> _INSTRUCTION_
Set down everything from the line containing "hour-cell: 08 [356,560,376,576]" down to the line containing "lift_agl-cell [229,246,283,270]", both included, with every line repeated exactly as it appears.

> _EXTRACTED ENTRIES_
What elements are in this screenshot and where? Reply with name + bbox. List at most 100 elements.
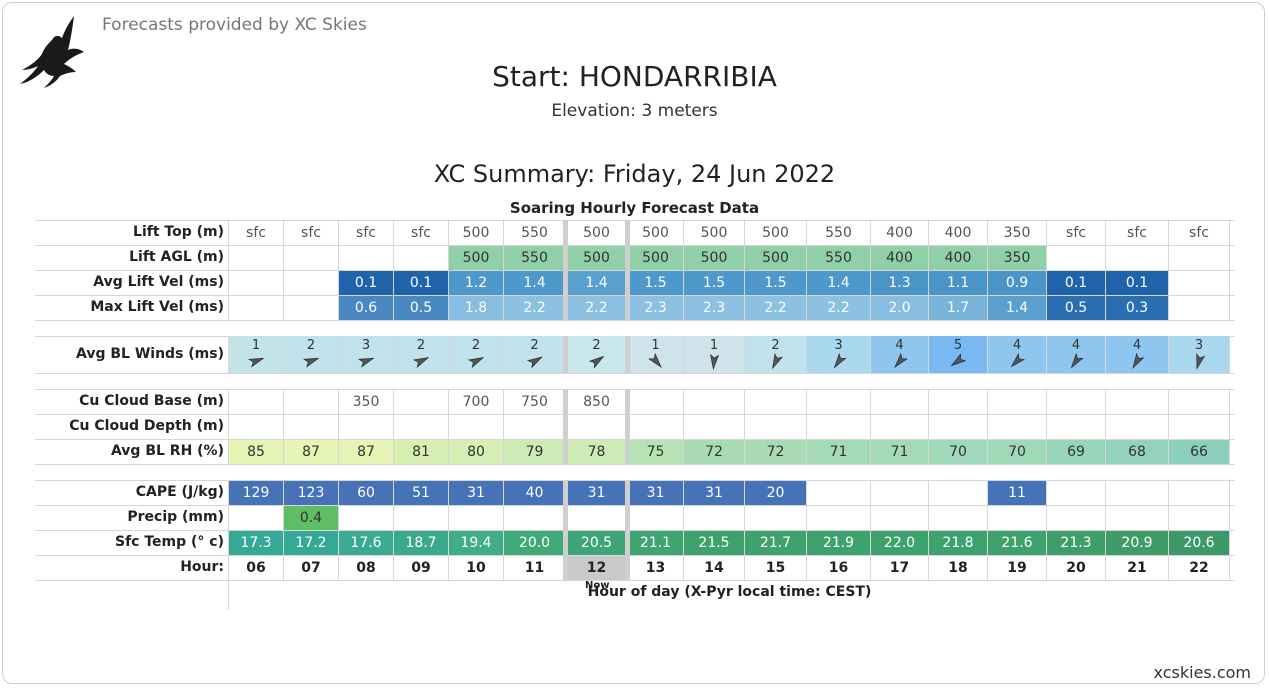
hour-cell: 08 [356,560,376,576]
cu_base-cell [229,390,283,414]
wind-speed: 1 [709,338,719,353]
grid-vline [987,336,988,373]
lift_agl-cell: 550 [504,246,565,270]
grid-vline [503,389,504,464]
cu_base-cell: 750 [521,394,548,410]
row-label-sfc_temp: Sfc Temp (° c) [115,534,224,550]
avg_lift-cell: 1.5 [628,271,683,295]
cu_base-cell [1106,390,1168,414]
cape-cell: 31 [566,481,627,505]
rh-cell: 69 [1047,440,1105,464]
grid-vline [503,336,504,373]
precip-cell [1106,506,1168,530]
cape-cell [871,481,928,505]
grid-hline [35,555,1235,556]
wind-cell: 4 [871,336,928,373]
precip-cell [1047,506,1105,530]
lift_top-cell: sfc [246,225,266,241]
row-label-cu_base: Cu Cloud Base (m) [79,393,224,409]
lift_agl-cell [394,246,448,270]
grid-vline [338,389,339,464]
lift_top-cell: sfc [356,225,376,241]
cu_base-cell [394,390,448,414]
grid-vline [987,220,988,320]
wind-arrow-icon [950,353,967,367]
grid-hline [35,320,1235,321]
grid-vline [228,480,229,580]
wind-speed: 4 [895,338,904,353]
cu_base-cell [745,390,806,414]
sfc_temp-cell: 20.0 [504,531,565,555]
row-label-rh: Avg BL RH (%) [110,443,224,459]
wind-arrow-icon [358,357,375,368]
cu_base-cell [1047,390,1105,414]
rh-cell: 81 [394,440,448,464]
cu_base-cell [1169,390,1229,414]
wind-speed: 4 [1132,338,1142,353]
wind-arrow-icon [647,352,662,368]
provider-text: Forecasts provided by XC Skies [102,15,367,35]
cu_depth-cell [566,415,627,439]
max_lift-cell: 2.3 [628,296,683,320]
rh-cell: 85 [229,440,283,464]
lift_agl-cell [1169,246,1229,270]
grid-vline [1168,480,1169,580]
cape-cell: 51 [394,481,448,505]
cape-cell: 31 [628,481,683,505]
elevation-text: Elevation: 3 meters [551,101,718,121]
grid-vline [448,480,449,580]
cu_depth-cell [628,415,683,439]
cape-cell: 123 [284,481,338,505]
grid-vline [806,336,807,373]
sfc_temp-cell: 21.3 [1047,531,1105,555]
lift_agl-cell: 550 [807,246,870,270]
wind-speed: 2 [771,338,780,353]
hour-cell: 22 [1189,560,1209,576]
grid-hline [35,505,1235,506]
lift_agl-cell [1106,246,1168,270]
footer-brand-link[interactable]: xcskies.com [1153,663,1251,682]
avg_lift-cell [284,271,338,295]
wind-arrow-icon [833,352,847,369]
cape-cell: 11 [988,481,1046,505]
wind-arrow-icon [526,356,543,369]
wind-cell: 1 [628,336,683,373]
grid-vline [338,220,339,320]
wind-cell: 2 [504,336,565,373]
cape-cell: 20 [745,481,806,505]
wind-speed: 2 [530,338,539,353]
lift_agl-cell [229,246,283,270]
cape-cell [1169,481,1229,505]
precip-cell [745,506,806,530]
avg_lift-cell: 1.5 [684,271,744,295]
wind-arrow-icon [1196,353,1206,370]
cu_depth-cell [871,415,928,439]
eagle-logo-icon [20,16,84,88]
rh-cell: 71 [871,440,928,464]
wind-arrow-icon [248,357,265,368]
now-column-border [563,480,568,580]
grid-vline [1105,336,1106,373]
sfc_temp-cell: 20.6 [1169,531,1229,555]
wind-cell: 2 [284,336,338,373]
lift_top-cell: sfc [301,225,321,241]
grid-hline [35,389,1235,390]
sfc_temp-cell: 17.6 [339,531,393,555]
lift_top-cell: 400 [944,225,972,241]
grid-hline [35,480,1235,481]
grid-vline [503,480,504,580]
row-label-cape: CAPE (J/kg) [135,484,224,500]
cu_base-cell [807,390,870,414]
grid-vline [1229,480,1230,580]
rh-cell: 80 [449,440,503,464]
grid-vline [1168,336,1169,373]
sfc_temp-cell: 19.4 [449,531,503,555]
grid-vline [393,480,394,580]
grid-vline [1229,389,1230,464]
wind-arrow-icon [893,352,908,368]
max_lift-cell: 2.3 [684,296,744,320]
grid-vline [870,220,871,320]
now-column-border [625,389,630,464]
precip-cell [339,506,393,530]
lift_agl-cell: 500 [566,246,627,270]
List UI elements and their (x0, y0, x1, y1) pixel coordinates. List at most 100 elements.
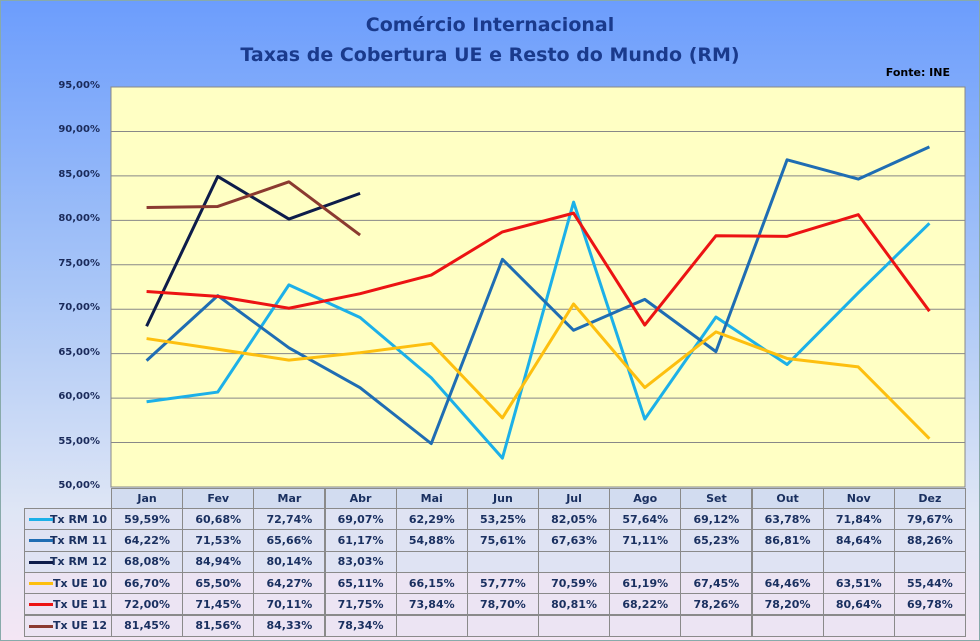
legend-label: Tx RM 11 (50, 533, 107, 547)
data-label: 69,07% (324, 508, 397, 531)
data-label: 60,68% (182, 508, 255, 531)
source-label: Fonte: INE (885, 66, 950, 79)
data-label: 54,88% (395, 529, 468, 552)
data-label (538, 614, 611, 637)
y-tick-label: 90,00% (58, 124, 100, 136)
legend-label: Tx UE 12 (52, 619, 107, 633)
data-label: 67,45% (680, 571, 753, 595)
data-label: 78,34% (324, 614, 397, 637)
y-tick-label: 85,00% (58, 168, 100, 180)
data-label: 73,84% (395, 593, 468, 616)
data-label: 80,14% (253, 550, 326, 573)
data-label: 57,64% (609, 508, 682, 531)
data-label (395, 550, 468, 573)
data-label: 57,77% (466, 571, 539, 595)
series-line-tx-ue-12 (146, 180, 361, 237)
data-label: 84,94% (182, 550, 255, 573)
chart-subtitle: Taxas de Cobertura UE e Resto do Mundo (… (240, 44, 740, 66)
data-label: 70,59% (538, 571, 611, 595)
legend-swatch (29, 582, 53, 586)
y-tick-label: 80,00% (58, 213, 100, 225)
data-label (893, 614, 966, 637)
data-label (609, 550, 682, 573)
legend-entry: Tx RM 10 (24, 508, 112, 531)
x-tick-label: Abr (324, 488, 397, 509)
data-label: 75,61% (466, 529, 539, 552)
data-label: 72,00% (111, 593, 184, 616)
legend-entry: Tx UE 11 (24, 593, 112, 616)
series-line-tx-ue-10 (146, 302, 931, 440)
data-label: 59,59% (111, 508, 184, 531)
data-label (822, 614, 895, 637)
data-label: 64,22% (111, 529, 184, 552)
legend-label: Tx RM 10 (50, 512, 107, 526)
legend-entry: Tx RM 12 (24, 550, 112, 573)
data-label: 72,74% (253, 508, 326, 531)
data-label: 80,64% (822, 593, 895, 616)
series-line-tx-rm-12 (145, 174, 361, 327)
chart-title: Comércio Internacional (365, 14, 615, 36)
data-label: 65,66% (253, 529, 326, 552)
x-tick-label: Jun (466, 488, 539, 509)
data-label: 80,81% (538, 593, 611, 616)
data-label: 84,64% (822, 529, 895, 552)
y-tick-label: 75,00% (58, 257, 100, 269)
legend-label: Tx UE 10 (52, 576, 107, 590)
data-label: 62,29% (395, 508, 468, 531)
data-label (609, 614, 682, 637)
data-label: 78,26% (680, 593, 753, 616)
data-label (680, 550, 753, 573)
data-label (466, 614, 539, 637)
data-label: 64,27% (253, 571, 326, 595)
series-line-tx-rm-11 (145, 145, 931, 446)
data-label: 61,19% (609, 571, 682, 595)
data-label: 82,05% (538, 508, 611, 531)
data-label (538, 550, 611, 573)
data-label: 88,26% (893, 529, 966, 552)
data-label (822, 550, 895, 573)
data-label: 63,78% (751, 508, 824, 531)
data-label: 78,20% (751, 593, 824, 616)
data-label: 71,75% (324, 593, 397, 616)
legend-entry: Tx UE 10 (24, 571, 112, 595)
data-label: 61,17% (324, 529, 397, 552)
data-label: 84,33% (253, 614, 326, 637)
legend-swatch (29, 560, 53, 564)
legend-label: Tx UE 11 (52, 597, 107, 611)
legend-swatch (29, 603, 53, 607)
data-label (751, 550, 824, 573)
legend-label: Tx RM 12 (50, 555, 107, 569)
data-table: Jan Fev Mar Abr Mai Jun Jul Ago Set Out Nov Dez Tx R… (24, 488, 966, 637)
data-label: 78,70% (466, 593, 539, 616)
data-label: 71,53% (182, 529, 255, 552)
data-label: 79,67% (893, 508, 966, 531)
data-label: 66,70% (111, 571, 184, 595)
data-label (751, 614, 824, 637)
data-label: 66,15% (395, 571, 468, 595)
legend-entry: Tx UE 12 (24, 614, 112, 637)
data-label (466, 550, 539, 573)
data-label: 81,45% (111, 614, 184, 637)
data-label: 63,51% (822, 571, 895, 595)
legend-swatch (29, 624, 53, 628)
data-label: 71,45% (182, 593, 255, 616)
data-label: 65,11% (324, 571, 397, 595)
data-label: 67,63% (538, 529, 611, 552)
y-tick-label: 65,00% (58, 346, 100, 358)
series-line-tx-rm-10 (146, 200, 931, 460)
data-label (893, 550, 966, 573)
data-label: 86,81% (751, 529, 824, 552)
data-label: 69,78% (893, 593, 966, 616)
y-tick-label: 70,00% (58, 302, 100, 314)
data-label: 81,56% (182, 614, 255, 637)
data-label: 68,08% (111, 550, 184, 573)
data-label: 68,22% (609, 593, 682, 616)
data-label: 70,11% (253, 593, 326, 616)
y-tick-label: 55,00% (58, 435, 100, 447)
x-tick-label: Set (680, 488, 753, 509)
y-tick-label: 50,00% (58, 480, 100, 491)
data-label: 55,44% (893, 571, 966, 595)
x-tick-label: Nov (822, 488, 895, 509)
legend-entry: Tx RM 11 (24, 529, 112, 552)
x-tick-label: Jan (111, 488, 184, 509)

> _REPLY_
hour-cell: 08 [356,560,376,576]
cu_base-cell [229,390,283,414]
wind-speed: 1 [709,338,719,353]
grid-vline [987,336,988,373]
lift_agl-cell: 550 [504,246,565,270]
grid-vline [503,389,504,464]
cu_base-cell: 750 [521,394,548,410]
row-label-sfc_temp: Sfc Temp (° c) [115,534,224,550]
avg_lift-cell: 1.5 [628,271,683,295]
cu_base-cell [1106,390,1168,414]
cape-cell: 31 [566,481,627,505]
rh-cell: 69 [1047,440,1105,464]
grid-vline [503,336,504,373]
precip-cell [1106,506,1168,530]
cape-cell [871,481,928,505]
grid-hline [35,555,1235,556]
wind-cell: 4 [871,336,928,373]
precip-cell [1047,506,1105,530]
lift_top-cell: sfc [246,225,266,241]
row-label-cu_base: Cu Cloud Base (m) [79,393,224,409]
lift_agl-cell [394,246,448,270]
grid-vline [338,389,339,464]
lift_top-cell: sfc [356,225,376,241]
cu_base-cell [394,390,448,414]
grid-vline [987,220,988,320]
wind-arrow-icon [950,353,967,367]
grid-hline [35,320,1235,321]
grid-vline [228,480,229,580]
wind-speed: 4 [895,338,904,353]
cu_base-cell [745,390,806,414]
sfc_temp-cell: 20.0 [504,531,565,555]
row-label-rh: Avg BL RH (%) [110,443,224,459]
wind-arrow-icon [358,357,375,368]
cu_base-cell [1047,390,1105,414]
rh-cell: 81 [394,440,448,464]
cu_base-cell [1169,390,1229,414]
wind-speed: 4 [1132,338,1142,353]
wind-arrow-icon [647,352,662,368]
provider-text: Forecasts provided by XC Skies [102,15,367,35]
cu_depth-cell [566,415,627,439]
max_lift-cell: 2.3 [628,296,683,320]
rh-cell: 85 [229,440,283,464]
lift_agl-cell [1169,246,1229,270]
grid-vline [1168,480,1169,580]
cape-cell: 51 [394,481,448,505]
cape-cell: 31 [628,481,683,505]
elevation-text: Elevation: 3 meters [551,101,718,121]
grid-vline [448,480,449,580]
cu_depth-cell [628,415,683,439]
cape-cell: 123 [284,481,338,505]
grid-vline [806,336,807,373]
sfc_temp-cell: 21.3 [1047,531,1105,555]
lift_agl-cell: 550 [807,246,870,270]
wind-speed: 2 [771,338,780,353]
hour-cell: 22 [1189,560,1209,576]
grid-hline [35,505,1235,506]
lift_agl-cell [1106,246,1168,270]
footer-brand-link[interactable]: xcskies.com [1153,663,1251,682]
avg_lift-cell [284,271,338,295]
wind-arrow-icon [833,352,847,369]
cape-cell: 11 [988,481,1046,505]
wind-arrow-icon [526,356,543,369]
wind-cell: 1 [628,336,683,373]
grid-vline [338,220,339,320]
wind-cell: 2 [504,336,565,373]
cape-cell: 20 [745,481,806,505]
wind-speed: 2 [530,338,539,353]
lift_agl-cell [229,246,283,270]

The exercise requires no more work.